> [What the task asks]: Return all the data, word for word.

> [Given records]:
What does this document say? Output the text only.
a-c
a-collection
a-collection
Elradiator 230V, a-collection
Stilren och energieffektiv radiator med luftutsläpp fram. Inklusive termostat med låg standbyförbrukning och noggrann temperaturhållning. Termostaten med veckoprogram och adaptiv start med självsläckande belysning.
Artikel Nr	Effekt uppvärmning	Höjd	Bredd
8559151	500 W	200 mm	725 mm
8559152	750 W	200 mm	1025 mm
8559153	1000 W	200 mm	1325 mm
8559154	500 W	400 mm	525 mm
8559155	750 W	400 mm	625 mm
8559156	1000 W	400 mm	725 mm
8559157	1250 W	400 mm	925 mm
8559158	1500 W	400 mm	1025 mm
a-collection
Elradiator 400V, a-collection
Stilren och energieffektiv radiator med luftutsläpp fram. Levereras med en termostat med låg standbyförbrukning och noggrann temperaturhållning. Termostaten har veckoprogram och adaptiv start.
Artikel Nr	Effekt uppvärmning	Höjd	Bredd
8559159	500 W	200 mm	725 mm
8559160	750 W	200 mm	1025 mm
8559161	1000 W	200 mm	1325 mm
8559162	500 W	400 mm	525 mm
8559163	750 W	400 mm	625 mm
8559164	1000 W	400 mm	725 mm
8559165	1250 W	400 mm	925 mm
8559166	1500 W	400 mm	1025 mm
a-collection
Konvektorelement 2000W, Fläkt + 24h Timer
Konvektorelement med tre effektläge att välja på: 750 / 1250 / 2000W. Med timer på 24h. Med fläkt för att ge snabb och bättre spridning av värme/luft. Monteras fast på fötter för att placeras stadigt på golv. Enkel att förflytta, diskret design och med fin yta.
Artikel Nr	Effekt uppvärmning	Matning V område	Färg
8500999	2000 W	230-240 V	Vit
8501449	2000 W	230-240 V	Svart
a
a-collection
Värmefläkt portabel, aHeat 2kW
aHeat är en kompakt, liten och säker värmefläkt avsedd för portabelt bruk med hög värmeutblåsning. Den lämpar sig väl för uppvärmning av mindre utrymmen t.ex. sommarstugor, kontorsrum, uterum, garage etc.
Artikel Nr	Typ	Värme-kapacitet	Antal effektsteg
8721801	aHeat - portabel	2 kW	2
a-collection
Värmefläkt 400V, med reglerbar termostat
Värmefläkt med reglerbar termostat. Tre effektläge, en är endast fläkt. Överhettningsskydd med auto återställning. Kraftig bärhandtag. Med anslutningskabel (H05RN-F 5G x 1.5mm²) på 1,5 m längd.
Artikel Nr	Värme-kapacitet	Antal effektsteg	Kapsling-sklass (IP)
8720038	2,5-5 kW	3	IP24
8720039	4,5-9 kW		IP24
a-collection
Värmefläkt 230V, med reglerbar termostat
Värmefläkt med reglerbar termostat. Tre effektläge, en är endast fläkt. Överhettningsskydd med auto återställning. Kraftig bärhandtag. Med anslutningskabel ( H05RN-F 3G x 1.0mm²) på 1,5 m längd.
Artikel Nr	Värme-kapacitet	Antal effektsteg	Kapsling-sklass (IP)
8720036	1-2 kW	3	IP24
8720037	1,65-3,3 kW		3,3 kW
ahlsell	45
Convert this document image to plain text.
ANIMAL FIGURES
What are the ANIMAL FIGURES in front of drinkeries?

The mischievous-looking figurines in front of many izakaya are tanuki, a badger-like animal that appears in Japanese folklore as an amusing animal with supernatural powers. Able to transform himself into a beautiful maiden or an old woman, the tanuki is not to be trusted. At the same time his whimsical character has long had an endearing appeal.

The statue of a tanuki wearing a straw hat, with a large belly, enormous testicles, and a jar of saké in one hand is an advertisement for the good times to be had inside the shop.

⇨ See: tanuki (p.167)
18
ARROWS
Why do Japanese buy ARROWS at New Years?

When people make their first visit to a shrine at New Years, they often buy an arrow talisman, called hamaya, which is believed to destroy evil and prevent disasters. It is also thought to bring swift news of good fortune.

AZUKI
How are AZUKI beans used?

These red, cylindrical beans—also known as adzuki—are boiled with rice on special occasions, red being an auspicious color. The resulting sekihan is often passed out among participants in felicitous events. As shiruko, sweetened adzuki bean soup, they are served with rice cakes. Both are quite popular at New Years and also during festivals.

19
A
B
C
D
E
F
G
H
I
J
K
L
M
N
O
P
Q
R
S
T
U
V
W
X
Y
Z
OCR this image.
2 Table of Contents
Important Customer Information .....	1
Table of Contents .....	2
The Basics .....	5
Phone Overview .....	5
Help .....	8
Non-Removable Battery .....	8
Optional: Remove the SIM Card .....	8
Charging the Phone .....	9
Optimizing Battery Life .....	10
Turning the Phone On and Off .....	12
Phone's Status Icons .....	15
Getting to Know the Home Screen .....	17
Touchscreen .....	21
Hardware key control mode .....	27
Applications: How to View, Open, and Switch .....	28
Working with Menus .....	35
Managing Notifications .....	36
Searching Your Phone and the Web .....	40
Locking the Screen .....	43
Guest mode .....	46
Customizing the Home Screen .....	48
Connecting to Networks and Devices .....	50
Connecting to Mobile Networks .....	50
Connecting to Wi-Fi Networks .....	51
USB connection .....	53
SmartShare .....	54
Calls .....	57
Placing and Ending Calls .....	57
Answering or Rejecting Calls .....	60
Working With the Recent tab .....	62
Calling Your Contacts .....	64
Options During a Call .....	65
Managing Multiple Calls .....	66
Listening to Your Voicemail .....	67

> [Final answer]:
What does this document say? Output the text only.
a-c
a-collection
a-collection
Elradiator 230V, a-collection
Stilren och energieffektiv radiator med luftutsläpp fram. Inklusive termostat med låg standbyförbrukning och noggrann temperaturhållning. Termostaten med veckoprogram och adaptiv start med självsläckande belysning.
Artikel Nr	Effekt uppvärmning	Höjd	Bredd
8559151	500 W	200 mm	725 mm
8559152	750 W	200 mm	1025 mm
8559153	1000 W	200 mm	1325 mm
8559154	500 W	400 mm	525 mm
8559155	750 W	400 mm	625 mm
8559156	1000 W	400 mm	725 mm
8559157	1250 W	400 mm	925 mm
8559158	1500 W	400 mm	1025 mm
a-collection
Elradiator 400V, a-collection
Stilren och energieffektiv radiator med luftutsläpp fram. Levereras med en termostat med låg standbyförbrukning och noggrann temperaturhållning. Termostaten har veckoprogram och adaptiv start.
Artikel Nr	Effekt uppvärmning	Höjd	Bredd
8559159	500 W	200 mm	725 mm
8559160	750 W	200 mm	1025 mm
8559161	1000 W	200 mm	1325 mm
8559162	500 W	400 mm	525 mm
8559163	750 W	400 mm	625 mm
8559164	1000 W	400 mm	725 mm
8559165	1250 W	400 mm	925 mm
8559166	1500 W	400 mm	1025 mm
a-collection
Konvektorelement 2000W, Fläkt + 24h Timer
Konvektorelement med tre effektläge att välja på: 750 / 1250 / 2000W. Med timer på 24h. Med fläkt för att ge snabb och bättre spridning av värme/luft. Monteras fast på fötter för att placeras stadigt på golv. Enkel att förflytta, diskret design och med fin yta.
Artikel Nr	Effekt uppvärmning	Matning V område	Färg
8500999	2000 W	230-240 V	Vit
8501449	2000 W	230-240 V	Svart
a
a-collection
Värmefläkt portabel, aHeat 2kW
aHeat är en kompakt, liten och säker värmefläkt avsedd för portabelt bruk med hög värmeutblåsning. Den lämpar sig väl för uppvärmning av mindre utrymmen t.ex. sommarstugor, kontorsrum, uterum, garage etc.
Artikel Nr	Typ	Värme-kapacitet	Antal effektsteg
8721801	aHeat - portabel	2 kW	2
a-collection
Värmefläkt 400V, med reglerbar termostat
Värmefläkt med reglerbar termostat. Tre effektläge, en är endast fläkt. Överhettningsskydd med auto återställning. Kraftig bärhandtag. Med anslutningskabel (H05RN-F 5G x 1.5mm²) på 1,5 m längd.
Artikel Nr	Värme-kapacitet	Antal effektsteg	Kapsling-sklass (IP)
8720038	2,5-5 kW	3	IP24
8720039	4,5-9 kW		IP24
a-collection
Värmefläkt 230V, med reglerbar termostat
Värmefläkt med reglerbar termostat. Tre effektläge, en är endast fläkt. Överhettningsskydd med auto återställning. Kraftig bärhandtag. Med anslutningskabel ( H05RN-F 3G x 1.0mm²) på 1,5 m längd.
Artikel Nr	Värme-kapacitet	Antal effektsteg	Kapsling-sklass (IP)
8720036	1-2 kW	3	IP24
8720037	1,65-3,3 kW		3,3 kW
ahlsell	45
Convert this document image to plain text.
ANIMAL FIGURES
What are the ANIMAL FIGURES in front of drinkeries?

The mischievous-looking figurines in front of many izakaya are tanuki, a badger-like animal that appears in Japanese folklore as an amusing animal with supernatural powers. Able to transform himself into a beautiful maiden or an old woman, the tanuki is not to be trusted. At the same time his whimsical character has long had an endearing appeal.

The statue of a tanuki wearing a straw hat, with a large belly, enormous testicles, and a jar of saké in one hand is an advertisement for the good times to be had inside the shop.

⇨ See: tanuki (p.167)
18
ARROWS
Why do Japanese buy ARROWS at New Years?

When people make their first visit to a shrine at New Years, they often buy an arrow talisman, called hamaya, which is believed to destroy evil and prevent disasters. It is also thought to bring swift news of good fortune.

AZUKI
How are AZUKI beans used?

These red, cylindrical beans—also known as adzuki—are boiled with rice on special occasions, red being an auspicious color. The resulting sekihan is often passed out among participants in felicitous events. As shiruko, sweetened adzuki bean soup, they are served with rice cakes. Both are quite popular at New Years and also during festivals.

19
A
B
C
D
E
F
G
H
I
J
K
L
M
N
O
P
Q
R
S
T
U
V
W
X
Y
Z
OCR this image.
2 Table of Contents
Important Customer Information .....	1
Table of Contents .....	2
The Basics .....	5
Phone Overview .....	5
Help .....	8
Non-Removable Battery .....	8
Optional: Remove the SIM Card .....	8
Charging the Phone .....	9
Optimizing Battery Life .....	10
Turning the Phone On and Off .....	12
Phone's Status Icons .....	15
Getting to Know the Home Screen .....	17
Touchscreen .....	21
Hardware key control mode .....	27
Applications: How to View, Open, and Switch .....	28
Working with Menus .....	35
Managing Notifications .....	36
Searching Your Phone and the Web .....	40
Locking the Screen .....	43
Guest mode .....	46
Customizing the Home Screen .....	48
Connecting to Networks and Devices .....	50
Connecting to Mobile Networks .....	50
Connecting to Wi-Fi Networks .....	51
USB connection .....	53
SmartShare .....	54
Calls .....	57
Placing and Ending Calls .....	57
Answering or Rejecting Calls .....	60
Working With the Recent tab .....	62
Calling Your Contacts .....	64
Options During a Call .....	65
Managing Multiple Calls .....	66
Listening to Your Voicemail .....	67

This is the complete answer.